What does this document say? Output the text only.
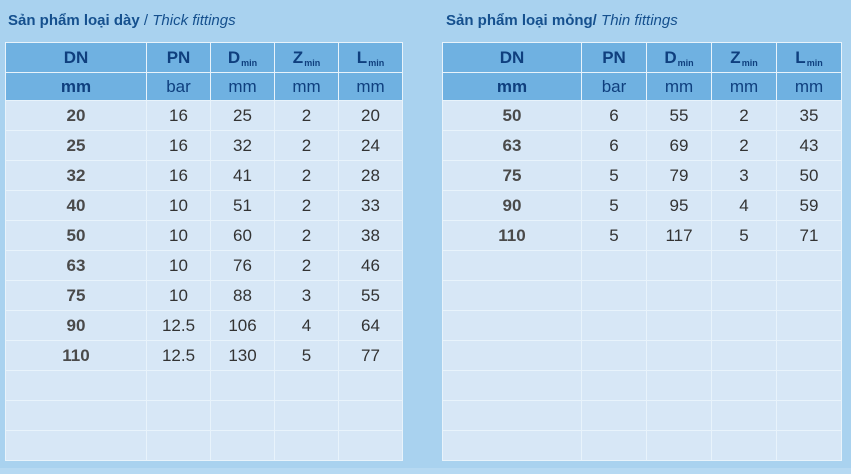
Sản phẩm loại dày / Thick fittings
DN	PN	$D_{min}$	$Z_{min}$	$L_{min}$
mm	bar	mm	mm	mm
20	16	25	2	20
25	16	32	2	24
32	16	41	2	28
40	10	51	2	33
50	10	60	2	38
63	10	76	2	46
75	10	88	3	55
90	12.5	106	4	64
110	12.5	130	5	77

Sản phẩm loại mỏng/ Thin fittings
DN	PN	$D_{min}$	$Z_{min}$	$L_{min}$
mm	bar	mm	mm	mm
50	6	55	2	35
63	6	69	2	43
75	5	79	3	50
90	5	95	4	59
110	5	117	5	71
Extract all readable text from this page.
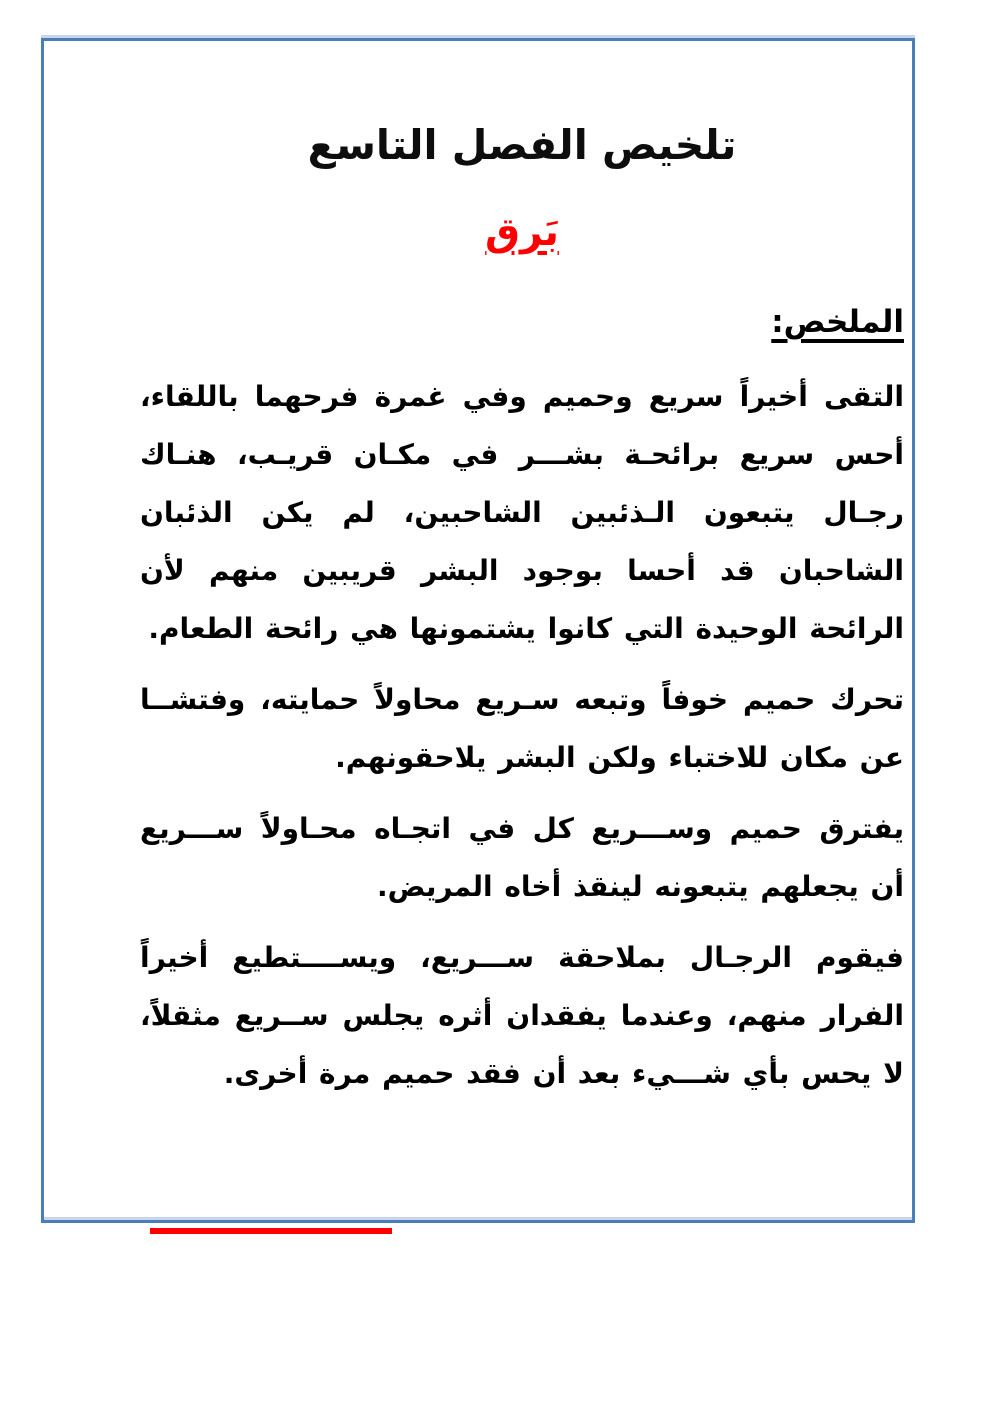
تلخيص الفصل التاسع
بَرق
الملخص:

التقى أخيراً سريع وحميم وفي غمرة فرحهما باللقاء، أحس سريع برائحـة بشـــر في مكـان قريـب، هنـاك رجـال يتبعون الـذئبين الشاحبين، لم يكن الذئبان الشاحبان قد أحسا بوجود البشر قريبين منهم لأن الرائحة الوحيدة التي كانوا يشتمونها هي رائحة الطعام.

تحرك حميم خوفاً وتبعه سـريع محاولاً حمايته، وفتشــا عن مكان للاختباء ولكن البشر يلاحقونهم.

يفترق حميم وســـريع كل في اتجـاه محـاولاً ســـريع أن يجعلهم يتبعونه لينقذ أخاه المريض.

فيقوم الرجـال بملاحقة ســـريع، ويســــتطيع أخيراً الفرار منهم، وعندما يفقدان أثره يجلس ســريع مثقلاً، لا يحس بأي شـــيء بعد أن فقد حميم مرة أخرى.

# PROBLEM DESCRIPTION:
Retype every entry verbatim and exclude the pictures from the copy.

# THE COMPLETED TASK:
What does this document say? Output the text only.
Sản phẩm loại dày / Thick fittings
DN	PN	$D_{min}$	$Z_{min}$	$L_{min}$
mm	bar	mm	mm	mm
20	16	25	2	20
25	16	32	2	24
32	16	41	2	28
40	10	51	2	33
50	10	60	2	38
63	10	76	2	46
75	10	88	3	55
90	12.5	106	4	64
110	12.5	130	5	77

Sản phẩm loại mỏng/ Thin fittings
DN	PN	$D_{min}$	$Z_{min}$	$L_{min}$
mm	bar	mm	mm	mm
50	6	55	2	35
63	6	69	2	43
75	5	79	3	50
90	5	95	4	59
110	5	117	5	71
Extract all readable text from this page.
تلخيص الفصل التاسع
بَرق
الملخص:

التقى أخيراً سريع وحميم وفي غمرة فرحهما باللقاء، أحس سريع برائحـة بشـــر في مكـان قريـب، هنـاك رجـال يتبعون الـذئبين الشاحبين، لم يكن الذئبان الشاحبان قد أحسا بوجود البشر قريبين منهم لأن الرائحة الوحيدة التي كانوا يشتمونها هي رائحة الطعام.

تحرك حميم خوفاً وتبعه سـريع محاولاً حمايته، وفتشــا عن مكان للاختباء ولكن البشر يلاحقونهم.

يفترق حميم وســـريع كل في اتجـاه محـاولاً ســـريع أن يجعلهم يتبعونه لينقذ أخاه المريض.

فيقوم الرجـال بملاحقة ســـريع، ويســــتطيع أخيراً الفرار منهم، وعندما يفقدان أثره يجلس ســريع مثقلاً، لا يحس بأي شـــيء بعد أن فقد حميم مرة أخرى.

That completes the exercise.